Saved data entries>
* Start *
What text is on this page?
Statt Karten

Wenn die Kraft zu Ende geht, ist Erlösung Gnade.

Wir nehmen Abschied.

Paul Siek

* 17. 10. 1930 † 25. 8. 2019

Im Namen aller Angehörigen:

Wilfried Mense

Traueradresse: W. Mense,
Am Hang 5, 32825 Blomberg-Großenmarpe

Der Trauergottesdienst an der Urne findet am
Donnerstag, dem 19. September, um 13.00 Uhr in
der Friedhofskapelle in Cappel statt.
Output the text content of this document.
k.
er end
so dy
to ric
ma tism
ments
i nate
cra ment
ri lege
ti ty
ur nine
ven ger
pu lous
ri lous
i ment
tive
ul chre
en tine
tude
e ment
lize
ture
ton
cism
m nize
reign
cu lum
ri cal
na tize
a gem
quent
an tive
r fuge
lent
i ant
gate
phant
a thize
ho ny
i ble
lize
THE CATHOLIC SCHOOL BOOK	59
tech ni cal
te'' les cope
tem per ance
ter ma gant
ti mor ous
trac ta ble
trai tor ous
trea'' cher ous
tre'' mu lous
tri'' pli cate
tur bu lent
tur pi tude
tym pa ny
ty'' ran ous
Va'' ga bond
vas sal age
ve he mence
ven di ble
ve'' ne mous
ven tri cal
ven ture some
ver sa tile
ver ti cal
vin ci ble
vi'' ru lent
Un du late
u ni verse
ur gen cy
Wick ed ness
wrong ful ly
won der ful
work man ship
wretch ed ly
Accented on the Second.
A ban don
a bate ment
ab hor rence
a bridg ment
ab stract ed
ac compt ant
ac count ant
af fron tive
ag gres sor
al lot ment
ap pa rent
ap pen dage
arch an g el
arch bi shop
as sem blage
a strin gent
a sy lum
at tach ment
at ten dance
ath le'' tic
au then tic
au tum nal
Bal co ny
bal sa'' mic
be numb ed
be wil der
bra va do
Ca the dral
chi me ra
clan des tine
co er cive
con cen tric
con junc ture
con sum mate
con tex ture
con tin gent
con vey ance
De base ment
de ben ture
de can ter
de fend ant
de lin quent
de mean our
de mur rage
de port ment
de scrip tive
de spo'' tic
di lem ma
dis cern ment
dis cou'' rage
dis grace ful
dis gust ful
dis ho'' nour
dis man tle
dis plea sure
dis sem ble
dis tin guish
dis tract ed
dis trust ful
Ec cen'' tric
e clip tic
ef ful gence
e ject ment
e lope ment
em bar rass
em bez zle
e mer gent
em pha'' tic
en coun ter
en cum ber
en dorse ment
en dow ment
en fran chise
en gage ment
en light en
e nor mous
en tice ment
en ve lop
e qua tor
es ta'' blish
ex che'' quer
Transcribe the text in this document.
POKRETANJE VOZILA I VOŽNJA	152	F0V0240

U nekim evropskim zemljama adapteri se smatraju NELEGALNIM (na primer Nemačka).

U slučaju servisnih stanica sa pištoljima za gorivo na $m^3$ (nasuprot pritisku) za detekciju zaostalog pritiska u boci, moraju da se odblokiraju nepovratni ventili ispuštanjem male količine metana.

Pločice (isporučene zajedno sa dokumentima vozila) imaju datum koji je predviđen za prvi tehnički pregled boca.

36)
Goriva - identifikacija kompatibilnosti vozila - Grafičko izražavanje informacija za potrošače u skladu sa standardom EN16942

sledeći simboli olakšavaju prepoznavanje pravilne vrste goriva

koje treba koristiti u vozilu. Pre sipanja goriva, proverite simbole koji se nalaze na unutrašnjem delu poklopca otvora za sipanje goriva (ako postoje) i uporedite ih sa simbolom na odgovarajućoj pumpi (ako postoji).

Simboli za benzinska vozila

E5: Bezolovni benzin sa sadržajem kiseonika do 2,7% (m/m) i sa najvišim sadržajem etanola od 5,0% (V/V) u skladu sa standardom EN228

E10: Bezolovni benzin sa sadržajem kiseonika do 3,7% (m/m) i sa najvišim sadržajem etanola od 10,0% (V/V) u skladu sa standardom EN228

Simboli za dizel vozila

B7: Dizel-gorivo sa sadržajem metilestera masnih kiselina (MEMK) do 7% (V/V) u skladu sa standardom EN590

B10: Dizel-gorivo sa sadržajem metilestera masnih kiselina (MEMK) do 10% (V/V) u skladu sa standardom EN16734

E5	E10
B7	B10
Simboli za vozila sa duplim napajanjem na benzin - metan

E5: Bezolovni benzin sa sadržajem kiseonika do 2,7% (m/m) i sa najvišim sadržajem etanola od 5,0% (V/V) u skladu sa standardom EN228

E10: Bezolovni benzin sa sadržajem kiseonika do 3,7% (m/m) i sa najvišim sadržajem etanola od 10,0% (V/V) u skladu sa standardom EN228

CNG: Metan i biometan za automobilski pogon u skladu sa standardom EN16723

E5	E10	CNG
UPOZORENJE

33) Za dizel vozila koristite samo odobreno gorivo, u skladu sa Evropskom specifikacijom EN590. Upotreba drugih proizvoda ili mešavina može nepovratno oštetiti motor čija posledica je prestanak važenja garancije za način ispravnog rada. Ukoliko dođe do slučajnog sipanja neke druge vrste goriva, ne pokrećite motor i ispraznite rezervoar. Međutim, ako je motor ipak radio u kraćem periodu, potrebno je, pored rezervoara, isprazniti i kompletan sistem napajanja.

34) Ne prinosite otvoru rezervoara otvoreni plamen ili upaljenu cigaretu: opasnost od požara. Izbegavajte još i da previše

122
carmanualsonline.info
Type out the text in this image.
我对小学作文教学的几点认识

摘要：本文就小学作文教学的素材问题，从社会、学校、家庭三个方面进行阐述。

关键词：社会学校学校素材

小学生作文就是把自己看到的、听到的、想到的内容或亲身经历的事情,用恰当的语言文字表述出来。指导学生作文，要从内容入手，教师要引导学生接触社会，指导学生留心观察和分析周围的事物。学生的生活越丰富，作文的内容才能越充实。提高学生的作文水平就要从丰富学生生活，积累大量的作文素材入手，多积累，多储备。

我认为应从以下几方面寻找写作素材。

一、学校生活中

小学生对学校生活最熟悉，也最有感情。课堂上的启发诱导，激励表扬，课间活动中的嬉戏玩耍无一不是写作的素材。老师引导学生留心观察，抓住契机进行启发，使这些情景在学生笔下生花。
* End *
Task goal> Return the lines beginning at the one that contains "Type out the text in this image." and continuing through the last line of the data, exactly as they stand and without any others.

Written response>
Type out the text in this image.
我对小学作文教学的几点认识

摘要：本文就小学作文教学的素材问题，从社会、学校、家庭三个方面进行阐述。

关键词：社会学校学校素材

小学生作文就是把自己看到的、听到的、想到的内容或亲身经历的事情,用恰当的语言文字表述出来。指导学生作文，要从内容入手，教师要引导学生接触社会，指导学生留心观察和分析周围的事物。学生的生活越丰富，作文的内容才能越充实。提高学生的作文水平就要从丰富学生生活，积累大量的作文素材入手，多积累，多储备。

我认为应从以下几方面寻找写作素材。

一、学校生活中

小学生对学校生活最熟悉，也最有感情。课堂上的启发诱导，激励表扬，课间活动中的嬉戏玩耍无一不是写作的素材。老师引导学生留心观察，抓住契机进行启发，使这些情景在学生笔下生花。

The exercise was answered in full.